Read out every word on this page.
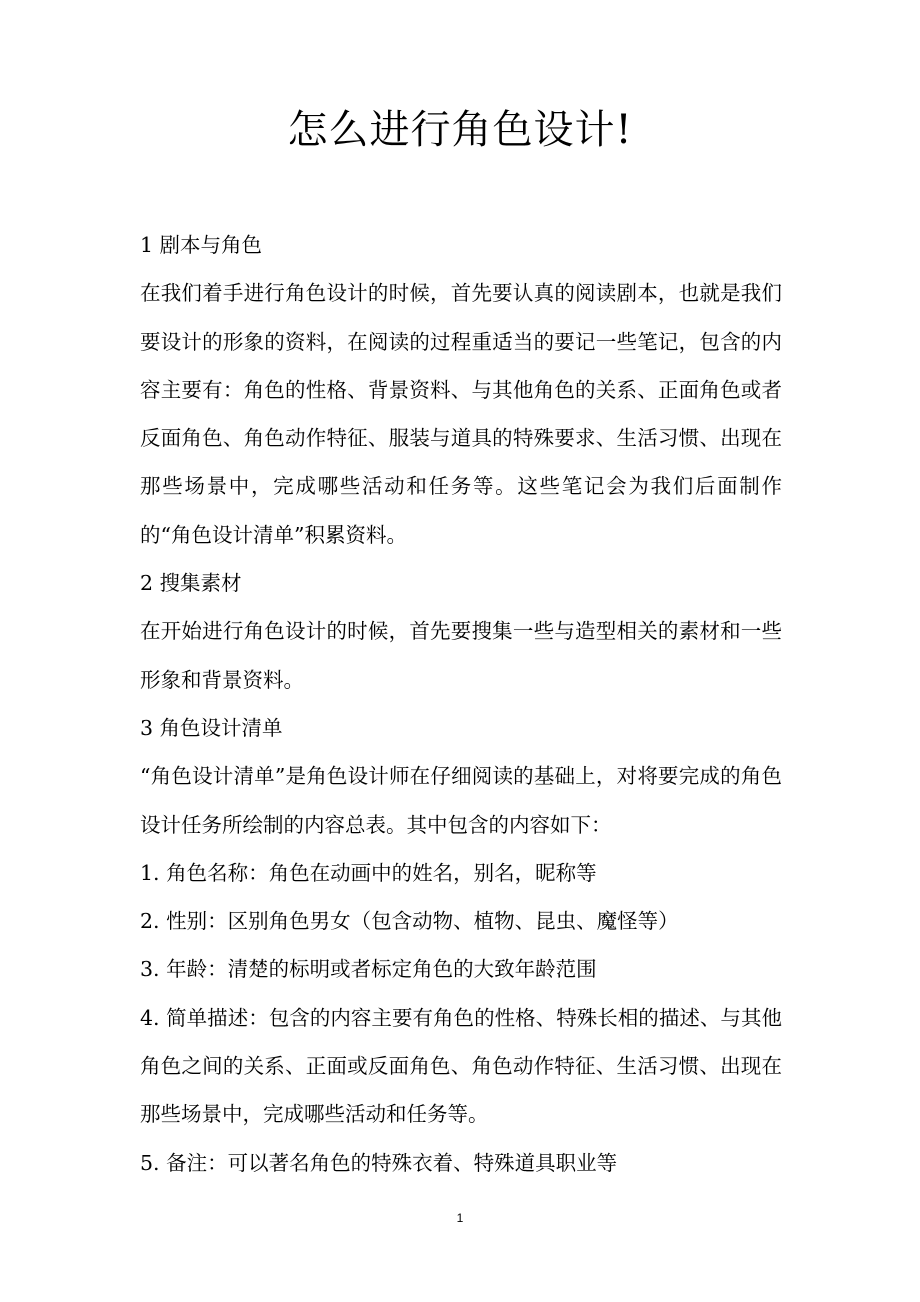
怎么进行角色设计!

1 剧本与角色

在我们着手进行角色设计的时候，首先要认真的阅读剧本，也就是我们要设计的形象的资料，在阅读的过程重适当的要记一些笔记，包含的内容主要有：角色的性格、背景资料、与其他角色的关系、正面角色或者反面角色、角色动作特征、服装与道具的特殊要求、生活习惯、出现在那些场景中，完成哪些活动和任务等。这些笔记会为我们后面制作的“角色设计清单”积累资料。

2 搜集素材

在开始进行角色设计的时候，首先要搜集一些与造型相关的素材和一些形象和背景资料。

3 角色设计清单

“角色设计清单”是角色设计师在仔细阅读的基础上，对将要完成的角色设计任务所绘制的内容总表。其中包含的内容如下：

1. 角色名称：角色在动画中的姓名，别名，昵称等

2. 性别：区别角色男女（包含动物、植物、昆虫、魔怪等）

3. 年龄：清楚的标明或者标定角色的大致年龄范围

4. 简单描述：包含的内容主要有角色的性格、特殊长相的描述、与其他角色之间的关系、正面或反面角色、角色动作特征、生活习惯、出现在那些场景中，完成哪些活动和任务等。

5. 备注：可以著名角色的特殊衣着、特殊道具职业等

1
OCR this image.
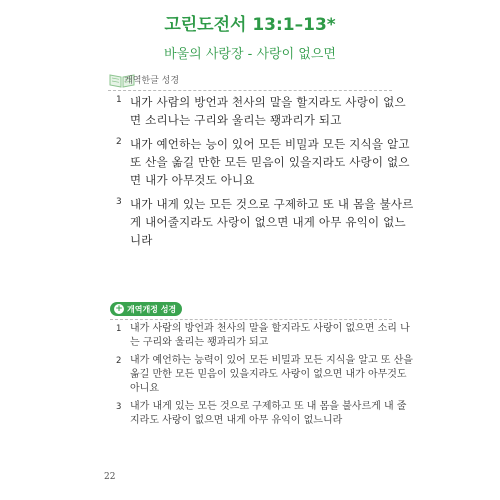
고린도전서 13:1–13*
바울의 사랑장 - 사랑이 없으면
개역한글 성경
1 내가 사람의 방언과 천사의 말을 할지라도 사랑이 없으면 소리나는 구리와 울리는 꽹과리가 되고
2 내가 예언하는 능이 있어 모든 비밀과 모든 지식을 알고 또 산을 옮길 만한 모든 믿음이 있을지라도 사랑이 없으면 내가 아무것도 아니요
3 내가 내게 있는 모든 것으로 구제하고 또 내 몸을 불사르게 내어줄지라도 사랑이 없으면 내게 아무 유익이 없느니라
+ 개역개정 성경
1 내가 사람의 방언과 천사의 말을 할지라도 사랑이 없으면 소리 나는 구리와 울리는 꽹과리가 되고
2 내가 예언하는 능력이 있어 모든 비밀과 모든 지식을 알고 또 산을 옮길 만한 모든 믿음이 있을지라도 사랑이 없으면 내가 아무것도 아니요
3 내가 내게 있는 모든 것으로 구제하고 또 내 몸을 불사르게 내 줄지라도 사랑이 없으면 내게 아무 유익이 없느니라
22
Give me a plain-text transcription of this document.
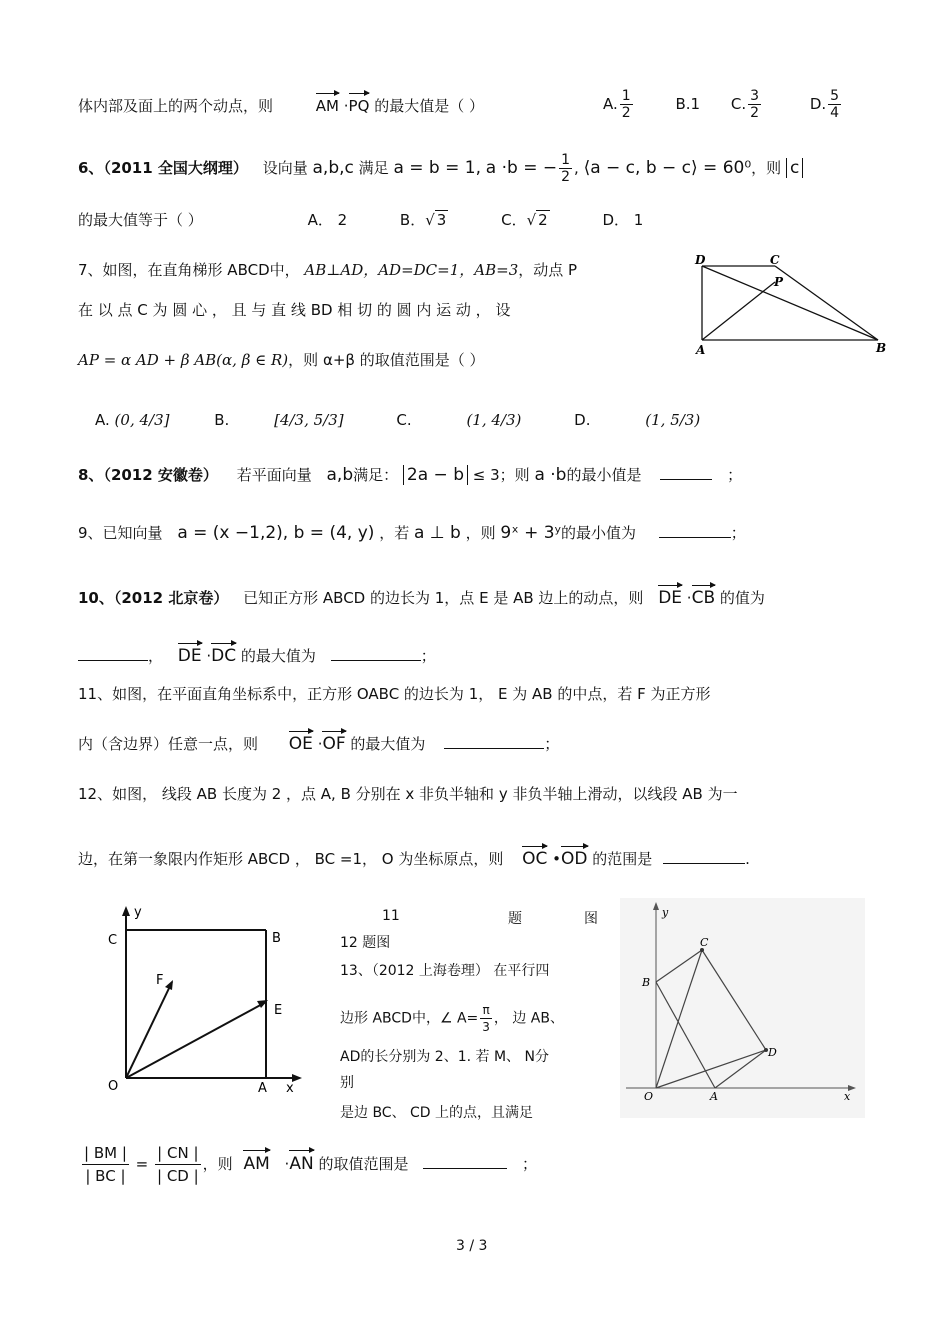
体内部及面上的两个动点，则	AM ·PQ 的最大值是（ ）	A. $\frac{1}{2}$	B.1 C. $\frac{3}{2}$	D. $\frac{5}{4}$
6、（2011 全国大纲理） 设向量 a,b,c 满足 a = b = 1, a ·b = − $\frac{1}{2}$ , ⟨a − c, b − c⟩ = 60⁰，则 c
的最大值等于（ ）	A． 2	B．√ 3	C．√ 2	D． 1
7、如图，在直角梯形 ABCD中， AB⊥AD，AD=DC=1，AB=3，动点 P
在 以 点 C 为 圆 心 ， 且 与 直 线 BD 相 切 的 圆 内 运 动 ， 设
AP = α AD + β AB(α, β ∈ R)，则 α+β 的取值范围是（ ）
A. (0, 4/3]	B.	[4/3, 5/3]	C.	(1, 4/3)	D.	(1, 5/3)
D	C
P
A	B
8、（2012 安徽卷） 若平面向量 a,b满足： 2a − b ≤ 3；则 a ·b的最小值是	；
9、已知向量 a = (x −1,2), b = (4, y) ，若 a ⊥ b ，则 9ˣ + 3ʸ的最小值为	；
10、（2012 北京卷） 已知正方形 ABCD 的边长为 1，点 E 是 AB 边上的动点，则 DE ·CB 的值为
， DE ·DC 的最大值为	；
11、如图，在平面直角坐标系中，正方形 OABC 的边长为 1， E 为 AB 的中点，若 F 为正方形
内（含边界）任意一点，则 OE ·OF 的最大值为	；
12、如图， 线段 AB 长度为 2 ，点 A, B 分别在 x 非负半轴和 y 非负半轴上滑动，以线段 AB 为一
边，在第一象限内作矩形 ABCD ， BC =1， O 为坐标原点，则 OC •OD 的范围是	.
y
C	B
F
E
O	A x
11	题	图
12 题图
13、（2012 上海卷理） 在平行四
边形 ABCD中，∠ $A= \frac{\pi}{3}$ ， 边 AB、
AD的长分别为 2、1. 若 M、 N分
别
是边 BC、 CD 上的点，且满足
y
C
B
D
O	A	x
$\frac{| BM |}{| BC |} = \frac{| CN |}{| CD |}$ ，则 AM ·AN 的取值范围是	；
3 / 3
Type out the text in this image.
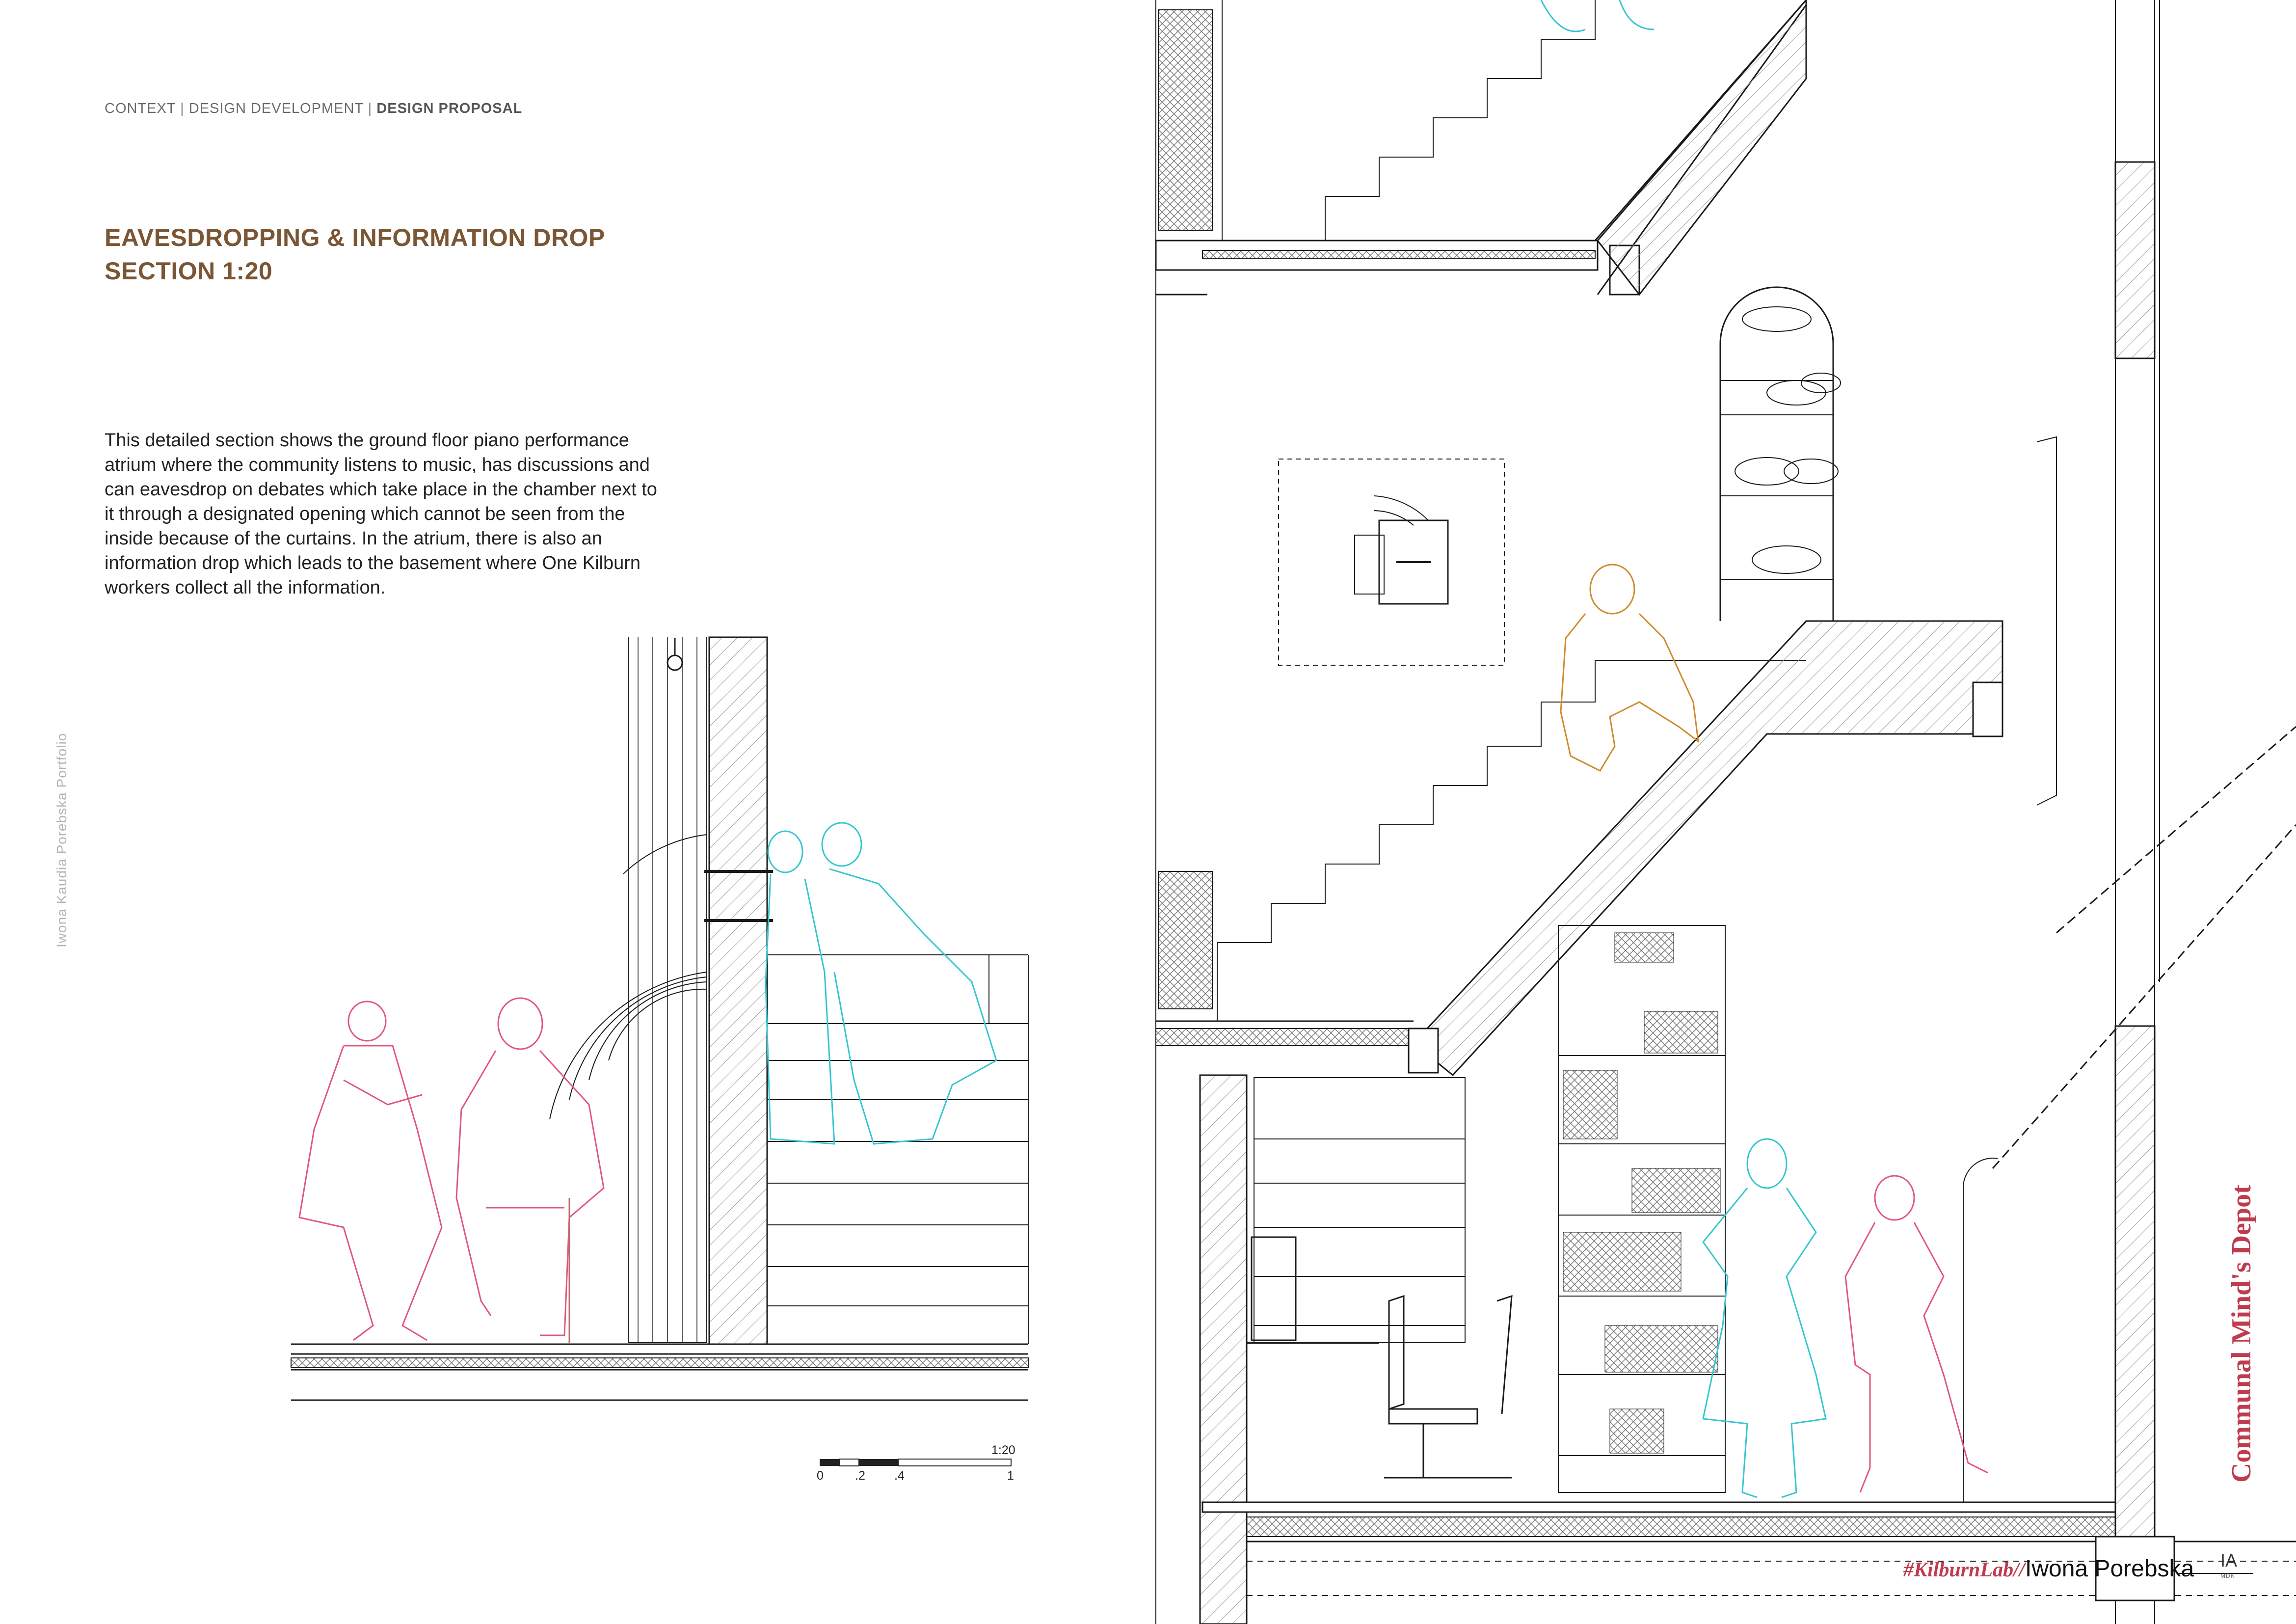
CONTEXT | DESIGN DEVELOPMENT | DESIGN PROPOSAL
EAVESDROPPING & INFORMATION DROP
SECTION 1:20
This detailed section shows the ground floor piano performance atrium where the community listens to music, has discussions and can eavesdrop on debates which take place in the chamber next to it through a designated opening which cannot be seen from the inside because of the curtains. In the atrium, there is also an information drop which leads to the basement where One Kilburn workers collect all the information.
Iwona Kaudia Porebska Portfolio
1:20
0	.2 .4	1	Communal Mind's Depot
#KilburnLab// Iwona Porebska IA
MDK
┄┄┄┄┄┄┄┄┄┄┄┄┄┄┄┄┄┄┄┄
WORK TO DO — Write only the number of lines in the data above that include "꽹과리가".

EXERCISE RESPONSE — 2